_SET EXERCISE_:
Scan the listing below. Report each line that includes "degrees".

Data entries for graphics:

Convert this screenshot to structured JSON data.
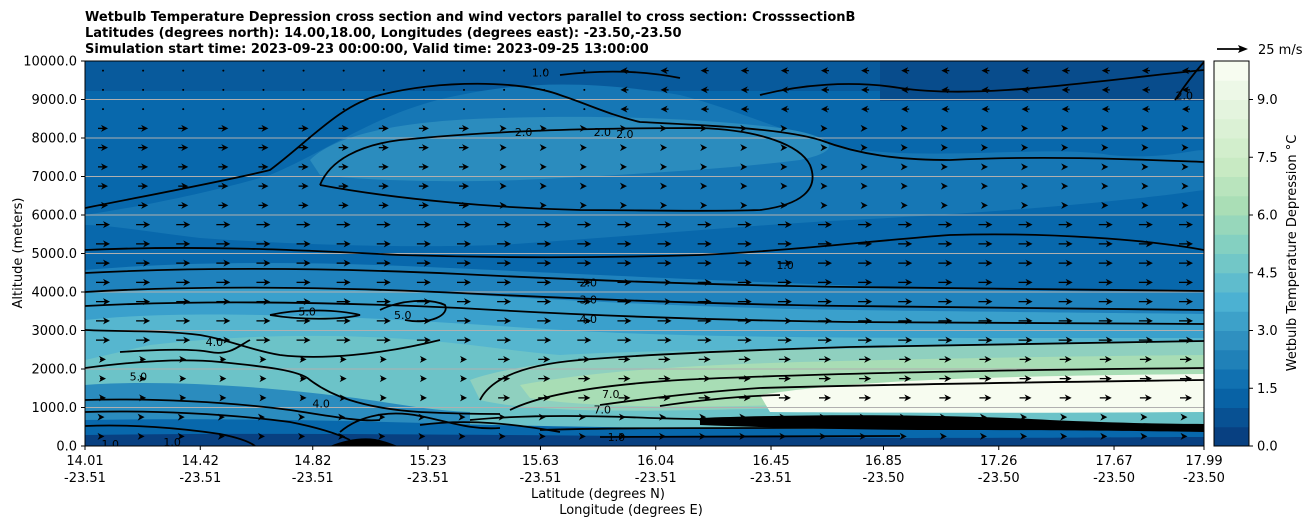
{
  "chart_data": {
    "type": "heatmap",
    "title_lines": [
      "Wetbulb Temperature Depression cross section and wind vectors parallel to cross section: CrosssectionB",
      "Latitudes (degrees north): 14.00,18.00, Longitudes (degrees east): -23.50,-23.50",
      "Simulation start time: 2023-09-23 00:00:00, Valid time: 2023-09-25 13:00:00"
    ],
    "xlabel_lat": "Latitude (degrees N)",
    "xlabel_lon": "Longitude (degrees E)",
    "ylabel": "Altitude (meters)",
    "ylim": [
      0,
      10000
    ],
    "yticks": [
      "0.0",
      "1000.0",
      "2000.0",
      "3000.0",
      "4000.0",
      "5000.0",
      "6000.0",
      "7000.0",
      "8000.0",
      "9000.0",
      "10000.0"
    ],
    "ytick_values": [
      0,
      1000,
      2000,
      3000,
      4000,
      5000,
      6000,
      7000,
      8000,
      9000,
      10000
    ],
    "xlim": [
      14.01,
      17.99
    ],
    "xticks_lat": [
      "14.01",
      "14.42",
      "14.82",
      "15.23",
      "15.63",
      "16.04",
      "16.45",
      "16.85",
      "17.26",
      "17.67",
      "17.99"
    ],
    "xticks_lat_values": [
      14.01,
      14.42,
      14.82,
      15.23,
      15.63,
      16.04,
      16.45,
      16.85,
      17.26,
      17.67,
      17.99
    ],
    "xticks_lon": [
      "-23.51",
      "-23.51",
      "-23.51",
      "-23.51",
      "-23.51",
      "-23.51",
      "-23.51",
      "-23.50",
      "-23.50",
      "-23.50",
      "-23.50"
    ],
    "grid_y": true,
    "colorbar": {
      "label": "Wetbulb Temperature Depression °C",
      "range": [
        0,
        10
      ],
      "ticks": [
        "0.0",
        "1.5",
        "3.0",
        "4.5",
        "6.0",
        "7.5",
        "9.0"
      ],
      "tick_values": [
        0,
        1.5,
        3.0,
        4.5,
        6.0,
        7.5,
        9.0
      ],
      "levels": 20,
      "colors": [
        "#084081",
        "#0868ac",
        "#2b8cbe",
        "#4eb3d3",
        "#7bccc4",
        "#a8ddb5",
        "#ccebc5",
        "#e0f3db",
        "#f7fcf0"
      ]
    },
    "wind_reference": {
      "label": "25 m/s",
      "speed": 25
    },
    "contour_labels": [
      {
        "text": "1.0",
        "lat": 15.63,
        "alt": 9700
      },
      {
        "text": "2.0",
        "lat": 15.57,
        "alt": 8150
      },
      {
        "text": "2.0",
        "lat": 15.85,
        "alt": 8150
      },
      {
        "text": "2.0",
        "lat": 15.93,
        "alt": 8100
      },
      {
        "text": "2.0",
        "lat": 17.92,
        "alt": 9100
      },
      {
        "text": "1.0",
        "lat": 16.5,
        "alt": 4700
      },
      {
        "text": "2.0",
        "lat": 15.8,
        "alt": 4250
      },
      {
        "text": "3.0",
        "lat": 15.8,
        "alt": 3800
      },
      {
        "text": "4.0",
        "lat": 15.8,
        "alt": 3300
      },
      {
        "text": "5.0",
        "lat": 14.8,
        "alt": 3500
      },
      {
        "text": "5.0",
        "lat": 15.14,
        "alt": 3400
      },
      {
        "text": "4.0",
        "lat": 14.47,
        "alt": 2700
      },
      {
        "text": "5.0",
        "lat": 14.2,
        "alt": 1800
      },
      {
        "text": "4.0",
        "lat": 14.85,
        "alt": 1100
      },
      {
        "text": "7.0",
        "lat": 15.88,
        "alt": 1350
      },
      {
        "text": "7.0",
        "lat": 15.85,
        "alt": 950
      },
      {
        "text": "1.0",
        "lat": 15.9,
        "alt": 230
      },
      {
        "text": "1.0",
        "lat": 14.1,
        "alt": 50
      },
      {
        "text": "1.0",
        "lat": 14.32,
        "alt": 100
      }
    ]
  }
}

_RESULT OF THE TASK_:
      "Latitudes (degrees north): 14.00,18.00, Longitudes (degrees east): -23.50,-23.50",
    "xlabel_lat": "Latitude (degrees N)",
    "xlabel_lon": "Longitude (degrees E)",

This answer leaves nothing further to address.